> EXTRACTED MATERIAL

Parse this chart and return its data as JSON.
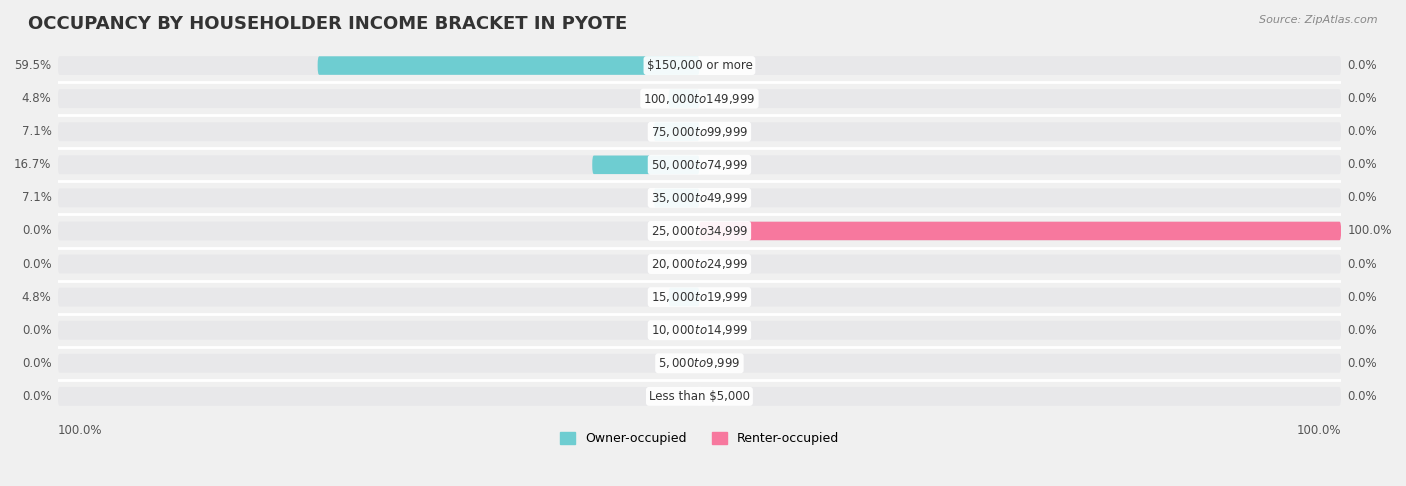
{
  "title": "OCCUPANCY BY HOUSEHOLDER INCOME BRACKET IN PYOTE",
  "source": "Source: ZipAtlas.com",
  "categories": [
    "Less than $5,000",
    "$5,000 to $9,999",
    "$10,000 to $14,999",
    "$15,000 to $19,999",
    "$20,000 to $24,999",
    "$25,000 to $34,999",
    "$35,000 to $49,999",
    "$50,000 to $74,999",
    "$75,000 to $99,999",
    "$100,000 to $149,999",
    "$150,000 or more"
  ],
  "owner_values": [
    0.0,
    0.0,
    0.0,
    4.8,
    0.0,
    0.0,
    7.1,
    16.7,
    7.1,
    4.8,
    59.5
  ],
  "renter_values": [
    0.0,
    0.0,
    0.0,
    0.0,
    0.0,
    100.0,
    0.0,
    0.0,
    0.0,
    0.0,
    0.0
  ],
  "owner_color": "#6ecdd1",
  "renter_color": "#f7789e",
  "bg_color": "#f0f0f0",
  "bar_bg_color": "#e8e8e8",
  "title_fontsize": 13,
  "label_fontsize": 8.5,
  "category_fontsize": 8.5,
  "legend_fontsize": 9,
  "source_fontsize": 8,
  "bar_height": 0.55,
  "max_value": 100.0,
  "x_axis_left_label": "100.0%",
  "x_axis_right_label": "100.0%"
}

> DESCRIPTION OF THE TASK
Each entry above is to be written out again unchanged, apart from the pictures, which are left out.

> WRITTEN REPLY
Parse this chart and return its data as JSON.
{
  "title": "OCCUPANCY BY HOUSEHOLDER INCOME BRACKET IN PYOTE",
  "source": "Source: ZipAtlas.com",
  "categories": [
    "Less than $5,000",
    "$5,000 to $9,999",
    "$10,000 to $14,999",
    "$15,000 to $19,999",
    "$20,000 to $24,999",
    "$25,000 to $34,999",
    "$35,000 to $49,999",
    "$50,000 to $74,999",
    "$75,000 to $99,999",
    "$100,000 to $149,999",
    "$150,000 or more"
  ],
  "owner_values": [
    0.0,
    0.0,
    0.0,
    4.8,
    0.0,
    0.0,
    7.1,
    16.7,
    7.1,
    4.8,
    59.5
  ],
  "renter_values": [
    0.0,
    0.0,
    0.0,
    0.0,
    0.0,
    100.0,
    0.0,
    0.0,
    0.0,
    0.0,
    0.0
  ],
  "owner_color": "#6ecdd1",
  "renter_color": "#f7789e",
  "bg_color": "#f0f0f0",
  "bar_bg_color": "#e8e8e8",
  "title_fontsize": 13,
  "label_fontsize": 8.5,
  "category_fontsize": 8.5,
  "legend_fontsize": 9,
  "source_fontsize": 8,
  "bar_height": 0.55,
  "max_value": 100.0,
  "x_axis_left_label": "100.0%",
  "x_axis_right_label": "100.0%"
}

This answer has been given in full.